— Given records —
·····
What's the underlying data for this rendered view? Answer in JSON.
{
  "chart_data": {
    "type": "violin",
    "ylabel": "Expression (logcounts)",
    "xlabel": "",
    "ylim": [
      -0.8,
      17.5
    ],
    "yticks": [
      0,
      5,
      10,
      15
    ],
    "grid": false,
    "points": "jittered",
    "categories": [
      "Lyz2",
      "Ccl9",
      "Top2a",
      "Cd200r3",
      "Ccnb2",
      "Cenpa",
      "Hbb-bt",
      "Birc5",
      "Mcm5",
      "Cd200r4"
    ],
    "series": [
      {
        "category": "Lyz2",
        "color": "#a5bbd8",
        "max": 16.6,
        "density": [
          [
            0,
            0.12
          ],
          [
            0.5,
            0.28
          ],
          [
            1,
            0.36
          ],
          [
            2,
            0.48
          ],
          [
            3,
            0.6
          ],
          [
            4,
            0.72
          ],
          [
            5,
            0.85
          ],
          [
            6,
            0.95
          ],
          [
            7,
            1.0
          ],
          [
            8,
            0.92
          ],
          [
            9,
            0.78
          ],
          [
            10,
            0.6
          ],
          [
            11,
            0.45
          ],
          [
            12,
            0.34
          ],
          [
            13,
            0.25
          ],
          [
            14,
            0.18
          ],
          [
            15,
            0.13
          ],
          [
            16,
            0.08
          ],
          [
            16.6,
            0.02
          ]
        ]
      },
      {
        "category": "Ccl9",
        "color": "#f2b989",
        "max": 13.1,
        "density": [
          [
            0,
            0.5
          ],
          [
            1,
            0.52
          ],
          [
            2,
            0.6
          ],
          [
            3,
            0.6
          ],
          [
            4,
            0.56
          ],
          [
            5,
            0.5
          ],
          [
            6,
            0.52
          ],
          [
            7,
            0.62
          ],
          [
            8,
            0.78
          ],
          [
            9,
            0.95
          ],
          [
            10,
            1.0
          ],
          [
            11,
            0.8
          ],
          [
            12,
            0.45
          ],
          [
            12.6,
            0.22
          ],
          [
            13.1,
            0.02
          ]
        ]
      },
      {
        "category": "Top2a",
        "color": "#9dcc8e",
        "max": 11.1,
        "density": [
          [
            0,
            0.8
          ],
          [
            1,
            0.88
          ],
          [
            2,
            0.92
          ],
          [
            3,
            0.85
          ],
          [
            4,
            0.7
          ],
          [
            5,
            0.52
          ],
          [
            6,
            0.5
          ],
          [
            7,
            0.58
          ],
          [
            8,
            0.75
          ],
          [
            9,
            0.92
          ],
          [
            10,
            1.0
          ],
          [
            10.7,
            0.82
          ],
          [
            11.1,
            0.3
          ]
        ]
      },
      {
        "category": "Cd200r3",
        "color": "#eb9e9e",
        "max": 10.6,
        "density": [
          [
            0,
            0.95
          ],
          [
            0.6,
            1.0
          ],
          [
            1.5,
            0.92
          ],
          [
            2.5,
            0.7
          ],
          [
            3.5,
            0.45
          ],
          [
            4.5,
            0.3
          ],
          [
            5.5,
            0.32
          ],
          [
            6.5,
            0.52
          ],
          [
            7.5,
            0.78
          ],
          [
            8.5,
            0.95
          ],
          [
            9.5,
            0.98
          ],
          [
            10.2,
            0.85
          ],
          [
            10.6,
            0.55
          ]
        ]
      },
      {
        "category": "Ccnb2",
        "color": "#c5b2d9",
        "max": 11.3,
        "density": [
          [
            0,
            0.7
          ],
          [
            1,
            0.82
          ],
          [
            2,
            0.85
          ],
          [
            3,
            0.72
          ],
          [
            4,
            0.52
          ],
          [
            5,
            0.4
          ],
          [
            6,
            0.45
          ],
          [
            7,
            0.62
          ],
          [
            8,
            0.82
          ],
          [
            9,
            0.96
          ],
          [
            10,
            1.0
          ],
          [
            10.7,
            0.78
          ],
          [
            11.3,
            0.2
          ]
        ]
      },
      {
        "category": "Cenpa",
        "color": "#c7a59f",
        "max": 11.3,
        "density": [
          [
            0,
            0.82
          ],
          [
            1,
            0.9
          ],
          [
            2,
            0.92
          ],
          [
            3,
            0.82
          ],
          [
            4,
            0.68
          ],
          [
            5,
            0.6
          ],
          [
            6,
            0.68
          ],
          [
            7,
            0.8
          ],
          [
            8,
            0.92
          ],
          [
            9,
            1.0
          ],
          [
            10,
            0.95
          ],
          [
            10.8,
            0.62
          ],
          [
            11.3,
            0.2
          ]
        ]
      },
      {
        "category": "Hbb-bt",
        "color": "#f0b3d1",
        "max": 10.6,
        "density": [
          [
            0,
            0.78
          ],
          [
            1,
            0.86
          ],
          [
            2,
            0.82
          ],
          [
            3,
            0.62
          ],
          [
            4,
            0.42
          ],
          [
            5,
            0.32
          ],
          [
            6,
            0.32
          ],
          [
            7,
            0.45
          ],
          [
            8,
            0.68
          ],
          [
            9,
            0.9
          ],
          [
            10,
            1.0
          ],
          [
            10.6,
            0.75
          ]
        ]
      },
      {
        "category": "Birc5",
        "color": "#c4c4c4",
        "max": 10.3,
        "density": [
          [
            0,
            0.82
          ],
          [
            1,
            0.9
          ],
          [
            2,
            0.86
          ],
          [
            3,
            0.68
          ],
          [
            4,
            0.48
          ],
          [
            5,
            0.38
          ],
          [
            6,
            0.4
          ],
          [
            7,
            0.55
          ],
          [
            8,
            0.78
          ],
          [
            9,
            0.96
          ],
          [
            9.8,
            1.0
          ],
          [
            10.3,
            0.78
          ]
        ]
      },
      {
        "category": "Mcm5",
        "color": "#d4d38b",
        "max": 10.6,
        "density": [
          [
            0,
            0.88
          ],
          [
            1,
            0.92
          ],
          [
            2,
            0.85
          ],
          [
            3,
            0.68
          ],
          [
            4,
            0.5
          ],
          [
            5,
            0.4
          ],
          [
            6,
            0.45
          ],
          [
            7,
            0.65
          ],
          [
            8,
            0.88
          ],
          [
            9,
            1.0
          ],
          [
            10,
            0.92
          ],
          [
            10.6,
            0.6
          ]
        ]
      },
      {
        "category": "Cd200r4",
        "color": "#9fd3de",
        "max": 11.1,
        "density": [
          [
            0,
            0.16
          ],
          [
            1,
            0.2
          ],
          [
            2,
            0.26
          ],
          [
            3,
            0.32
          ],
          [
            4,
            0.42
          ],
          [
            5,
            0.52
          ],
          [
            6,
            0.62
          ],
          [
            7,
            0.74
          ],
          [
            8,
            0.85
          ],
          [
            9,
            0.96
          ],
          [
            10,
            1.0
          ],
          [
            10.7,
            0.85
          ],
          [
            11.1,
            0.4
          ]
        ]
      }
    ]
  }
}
·····
— Written request —
Copy all the lines, exactly.

— Exercise result —
What's the underlying data for this rendered view? Answer in JSON.
{
  "chart_data": {
    "type": "violin",
    "ylabel": "Expression (logcounts)",
    "xlabel": "",
    "ylim": [
      -0.8,
      17.5
    ],
    "yticks": [
      0,
      5,
      10,
      15
    ],
    "grid": false,
    "points": "jittered",
    "categories": [
      "Lyz2",
      "Ccl9",
      "Top2a",
      "Cd200r3",
      "Ccnb2",
      "Cenpa",
      "Hbb-bt",
      "Birc5",
      "Mcm5",
      "Cd200r4"
    ],
    "series": [
      {
        "category": "Lyz2",
        "color": "#a5bbd8",
        "max": 16.6,
        "density": [
          [
            0,
            0.12
          ],
          [
            0.5,
            0.28
          ],
          [
            1,
            0.36
          ],
          [
            2,
            0.48
          ],
          [
            3,
            0.6
          ],
          [
            4,
            0.72
          ],
          [
            5,
            0.85
          ],
          [
            6,
            0.95
          ],
          [
            7,
            1.0
          ],
          [
            8,
            0.92
          ],
          [
            9,
            0.78
          ],
          [
            10,
            0.6
          ],
          [
            11,
            0.45
          ],
          [
            12,
            0.34
          ],
          [
            13,
            0.25
          ],
          [
            14,
            0.18
          ],
          [
            15,
            0.13
          ],
          [
            16,
            0.08
          ],
          [
            16.6,
            0.02
          ]
        ]
      },
      {
        "category": "Ccl9",
        "color": "#f2b989",
        "max": 13.1,
        "density": [
          [
            0,
            0.5
          ],
          [
            1,
            0.52
          ],
          [
            2,
            0.6
          ],
          [
            3,
            0.6
          ],
          [
            4,
            0.56
          ],
          [
            5,
            0.5
          ],
          [
            6,
            0.52
          ],
          [
            7,
            0.62
          ],
          [
            8,
            0.78
          ],
          [
            9,
            0.95
          ],
          [
            10,
            1.0
          ],
          [
            11,
            0.8
          ],
          [
            12,
            0.45
          ],
          [
            12.6,
            0.22
          ],
          [
            13.1,
            0.02
          ]
        ]
      },
      {
        "category": "Top2a",
        "color": "#9dcc8e",
        "max": 11.1,
        "density": [
          [
            0,
            0.8
          ],
          [
            1,
            0.88
          ],
          [
            2,
            0.92
          ],
          [
            3,
            0.85
          ],
          [
            4,
            0.7
          ],
          [
            5,
            0.52
          ],
          [
            6,
            0.5
          ],
          [
            7,
            0.58
          ],
          [
            8,
            0.75
          ],
          [
            9,
            0.92
          ],
          [
            10,
            1.0
          ],
          [
            10.7,
            0.82
          ],
          [
            11.1,
            0.3
          ]
        ]
      },
      {
        "category": "Cd200r3",
        "color": "#eb9e9e",
        "max": 10.6,
        "density": [
          [
            0,
            0.95
          ],
          [
            0.6,
            1.0
          ],
          [
            1.5,
            0.92
          ],
          [
            2.5,
            0.7
          ],
          [
            3.5,
            0.45
          ],
          [
            4.5,
            0.3
          ],
          [
            5.5,
            0.32
          ],
          [
            6.5,
            0.52
          ],
          [
            7.5,
            0.78
          ],
          [
            8.5,
            0.95
          ],
          [
            9.5,
            0.98
          ],
          [
            10.2,
            0.85
          ],
          [
            10.6,
            0.55
          ]
        ]
      },
      {
        "category": "Ccnb2",
        "color": "#c5b2d9",
        "max": 11.3,
        "density": [
          [
            0,
            0.7
          ],
          [
            1,
            0.82
          ],
          [
            2,
            0.85
          ],
          [
            3,
            0.72
          ],
          [
            4,
            0.52
          ],
          [
            5,
            0.4
          ],
          [
            6,
            0.45
          ],
          [
            7,
            0.62
          ],
          [
            8,
            0.82
          ],
          [
            9,
            0.96
          ],
          [
            10,
            1.0
          ],
          [
            10.7,
            0.78
          ],
          [
            11.3,
            0.2
          ]
        ]
      },
      {
        "category": "Cenpa",
        "color": "#c7a59f",
        "max": 11.3,
        "density": [
          [
            0,
            0.82
          ],
          [
            1,
            0.9
          ],
          [
            2,
            0.92
          ],
          [
            3,
            0.82
          ],
          [
            4,
            0.68
          ],
          [
            5,
            0.6
          ],
          [
            6,
            0.68
          ],
          [
            7,
            0.8
          ],
          [
            8,
            0.92
          ],
          [
            9,
            1.0
          ],
          [
            10,
            0.95
          ],
          [
            10.8,
            0.62
          ],
          [
            11.3,
            0.2
          ]
        ]
      },
      {
        "category": "Hbb-bt",
        "color": "#f0b3d1",
        "max": 10.6,
        "density": [
          [
            0,
            0.78
          ],
          [
            1,
            0.86
          ],
          [
            2,
            0.82
          ],
          [
            3,
            0.62
          ],
          [
            4,
            0.42
          ],
          [
            5,
            0.32
          ],
          [
            6,
            0.32
          ],
          [
            7,
            0.45
          ],
          [
            8,
            0.68
          ],
          [
            9,
            0.9
          ],
          [
            10,
            1.0
          ],
          [
            10.6,
            0.75
          ]
        ]
      },
      {
        "category": "Birc5",
        "color": "#c4c4c4",
        "max": 10.3,
        "density": [
          [
            0,
            0.82
          ],
          [
            1,
            0.9
          ],
          [
            2,
            0.86
          ],
          [
            3,
            0.68
          ],
          [
            4,
            0.48
          ],
          [
            5,
            0.38
          ],
          [
            6,
            0.4
          ],
          [
            7,
            0.55
          ],
          [
            8,
            0.78
          ],
          [
            9,
            0.96
          ],
          [
            9.8,
            1.0
          ],
          [
            10.3,
            0.78
          ]
        ]
      },
      {
        "category": "Mcm5",
        "color": "#d4d38b",
        "max": 10.6,
        "density": [
          [
            0,
            0.88
          ],
          [
            1,
            0.92
          ],
          [
            2,
            0.85
          ],
          [
            3,
            0.68
          ],
          [
            4,
            0.5
          ],
          [
            5,
            0.4
          ],
          [
            6,
            0.45
          ],
          [
            7,
            0.65
          ],
          [
            8,
            0.88
          ],
          [
            9,
            1.0
          ],
          [
            10,
            0.92
          ],
          [
            10.6,
            0.6
          ]
        ]
      },
      {
        "category": "Cd200r4",
        "color": "#9fd3de",
        "max": 11.1,
        "density": [
          [
            0,
            0.16
          ],
          [
            1,
            0.2
          ],
          [
            2,
            0.26
          ],
          [
            3,
            0.32
          ],
          [
            4,
            0.42
          ],
          [
            5,
            0.52
          ],
          [
            6,
            0.62
          ],
          [
            7,
            0.74
          ],
          [
            8,
            0.85
          ],
          [
            9,
            0.96
          ],
          [
            10,
            1.0
          ],
          [
            10.7,
            0.85
          ],
          [
            11.1,
            0.4
          ]
        ]
      }
    ]
  }
}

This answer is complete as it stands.